== EXERCISE DESCRIPTION ==
Collect the lines of the entries where "DEGREES" shows up.

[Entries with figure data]
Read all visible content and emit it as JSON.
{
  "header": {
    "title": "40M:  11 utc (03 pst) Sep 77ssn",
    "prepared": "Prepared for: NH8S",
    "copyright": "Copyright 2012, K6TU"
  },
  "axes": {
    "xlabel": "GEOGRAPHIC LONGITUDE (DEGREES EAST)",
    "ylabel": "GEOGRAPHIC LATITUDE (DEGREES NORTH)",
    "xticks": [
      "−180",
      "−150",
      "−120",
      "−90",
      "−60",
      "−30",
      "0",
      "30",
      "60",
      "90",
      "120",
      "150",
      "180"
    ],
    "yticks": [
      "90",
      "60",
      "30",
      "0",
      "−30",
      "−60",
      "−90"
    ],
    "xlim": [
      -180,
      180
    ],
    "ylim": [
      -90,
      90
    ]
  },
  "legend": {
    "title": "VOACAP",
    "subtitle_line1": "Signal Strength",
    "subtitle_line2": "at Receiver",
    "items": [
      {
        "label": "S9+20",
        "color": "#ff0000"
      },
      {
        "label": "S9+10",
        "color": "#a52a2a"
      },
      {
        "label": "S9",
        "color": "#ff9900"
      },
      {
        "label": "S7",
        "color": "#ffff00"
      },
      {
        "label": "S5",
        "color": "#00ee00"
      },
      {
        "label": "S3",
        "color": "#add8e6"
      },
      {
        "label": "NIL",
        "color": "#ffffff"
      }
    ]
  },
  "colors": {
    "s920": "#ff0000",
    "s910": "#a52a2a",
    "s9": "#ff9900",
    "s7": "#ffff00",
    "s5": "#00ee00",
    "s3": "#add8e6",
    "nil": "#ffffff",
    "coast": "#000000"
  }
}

...

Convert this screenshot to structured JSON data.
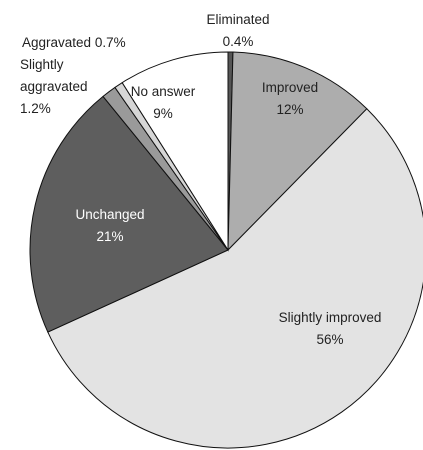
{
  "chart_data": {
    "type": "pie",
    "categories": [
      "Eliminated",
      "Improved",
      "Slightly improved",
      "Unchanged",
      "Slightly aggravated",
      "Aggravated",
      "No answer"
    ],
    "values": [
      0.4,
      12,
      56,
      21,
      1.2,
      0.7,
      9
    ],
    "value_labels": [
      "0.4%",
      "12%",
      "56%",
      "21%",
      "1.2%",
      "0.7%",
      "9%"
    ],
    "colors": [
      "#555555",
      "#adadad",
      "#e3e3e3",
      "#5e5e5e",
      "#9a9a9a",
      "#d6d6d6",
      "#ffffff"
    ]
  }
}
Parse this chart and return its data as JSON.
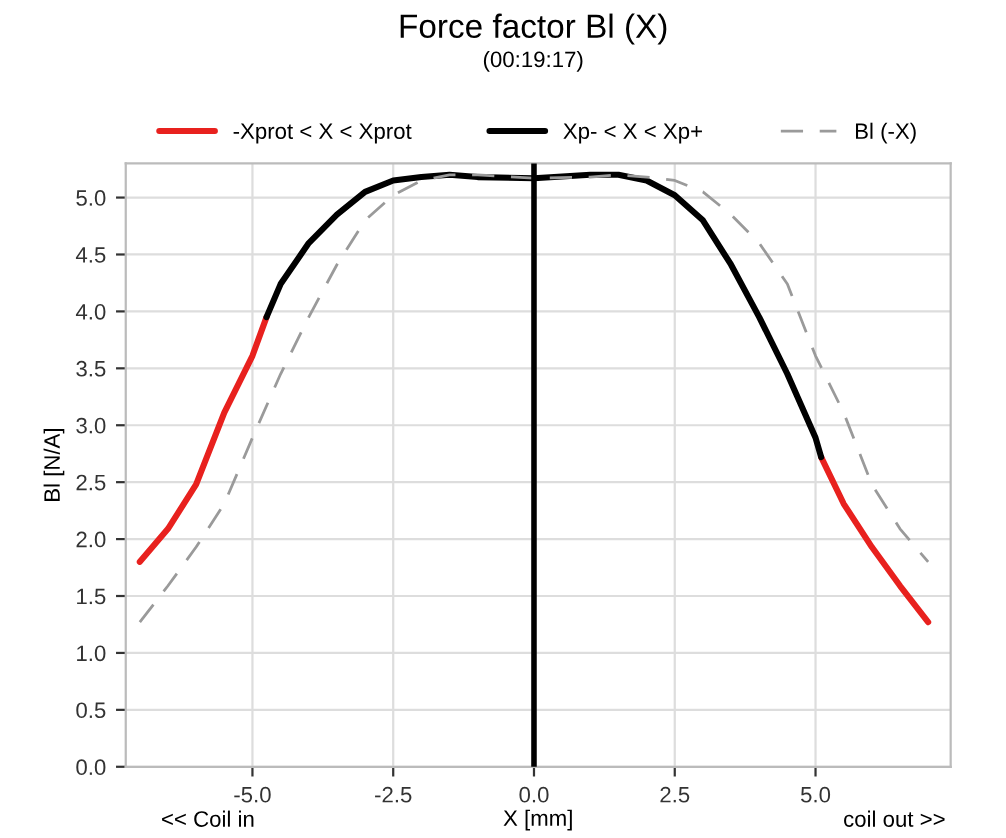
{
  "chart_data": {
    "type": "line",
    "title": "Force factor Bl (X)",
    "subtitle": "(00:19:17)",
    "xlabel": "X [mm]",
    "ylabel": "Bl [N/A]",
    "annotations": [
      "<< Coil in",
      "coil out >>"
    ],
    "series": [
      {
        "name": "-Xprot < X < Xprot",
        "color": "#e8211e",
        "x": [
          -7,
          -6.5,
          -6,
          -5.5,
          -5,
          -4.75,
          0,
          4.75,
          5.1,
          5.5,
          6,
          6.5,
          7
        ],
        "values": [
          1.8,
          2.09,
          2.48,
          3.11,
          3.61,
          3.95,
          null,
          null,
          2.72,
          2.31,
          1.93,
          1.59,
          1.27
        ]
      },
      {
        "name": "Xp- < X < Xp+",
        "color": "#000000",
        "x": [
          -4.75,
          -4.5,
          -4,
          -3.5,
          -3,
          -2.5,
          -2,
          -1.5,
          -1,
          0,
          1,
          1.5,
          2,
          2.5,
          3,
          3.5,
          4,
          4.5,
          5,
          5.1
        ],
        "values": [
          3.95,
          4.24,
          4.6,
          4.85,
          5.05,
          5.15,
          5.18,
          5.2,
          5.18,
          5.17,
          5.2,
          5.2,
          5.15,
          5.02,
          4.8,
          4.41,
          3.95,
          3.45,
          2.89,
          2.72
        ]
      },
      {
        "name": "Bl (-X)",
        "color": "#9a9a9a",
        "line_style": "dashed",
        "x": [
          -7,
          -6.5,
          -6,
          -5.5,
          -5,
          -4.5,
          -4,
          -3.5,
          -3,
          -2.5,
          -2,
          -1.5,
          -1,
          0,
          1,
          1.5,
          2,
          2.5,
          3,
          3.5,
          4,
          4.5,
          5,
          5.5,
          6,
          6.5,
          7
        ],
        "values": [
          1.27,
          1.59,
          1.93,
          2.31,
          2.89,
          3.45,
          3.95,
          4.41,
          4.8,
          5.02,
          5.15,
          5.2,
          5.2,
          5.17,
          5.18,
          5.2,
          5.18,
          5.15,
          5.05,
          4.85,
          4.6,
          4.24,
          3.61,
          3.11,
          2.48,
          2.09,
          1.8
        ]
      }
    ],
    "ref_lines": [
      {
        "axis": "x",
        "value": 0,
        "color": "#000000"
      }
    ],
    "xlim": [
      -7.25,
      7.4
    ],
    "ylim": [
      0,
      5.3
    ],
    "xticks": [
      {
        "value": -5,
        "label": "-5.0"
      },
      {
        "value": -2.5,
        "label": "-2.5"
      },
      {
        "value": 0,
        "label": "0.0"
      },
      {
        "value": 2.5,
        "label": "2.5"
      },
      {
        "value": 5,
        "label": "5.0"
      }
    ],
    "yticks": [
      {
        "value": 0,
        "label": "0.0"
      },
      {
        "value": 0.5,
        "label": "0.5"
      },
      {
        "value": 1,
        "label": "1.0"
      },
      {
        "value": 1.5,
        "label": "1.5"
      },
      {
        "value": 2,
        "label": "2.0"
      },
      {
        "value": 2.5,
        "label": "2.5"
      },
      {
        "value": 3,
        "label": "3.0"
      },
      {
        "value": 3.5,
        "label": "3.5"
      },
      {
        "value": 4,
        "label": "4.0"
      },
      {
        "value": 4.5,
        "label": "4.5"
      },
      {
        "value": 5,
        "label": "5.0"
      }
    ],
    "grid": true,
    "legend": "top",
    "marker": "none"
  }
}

== SOLUTION ==
    "xlabel": "GEOGRAPHIC LONGITUDE (DEGREES EAST)",
    "ylabel": "GEOGRAPHIC LATITUDE (DEGREES NORTH)",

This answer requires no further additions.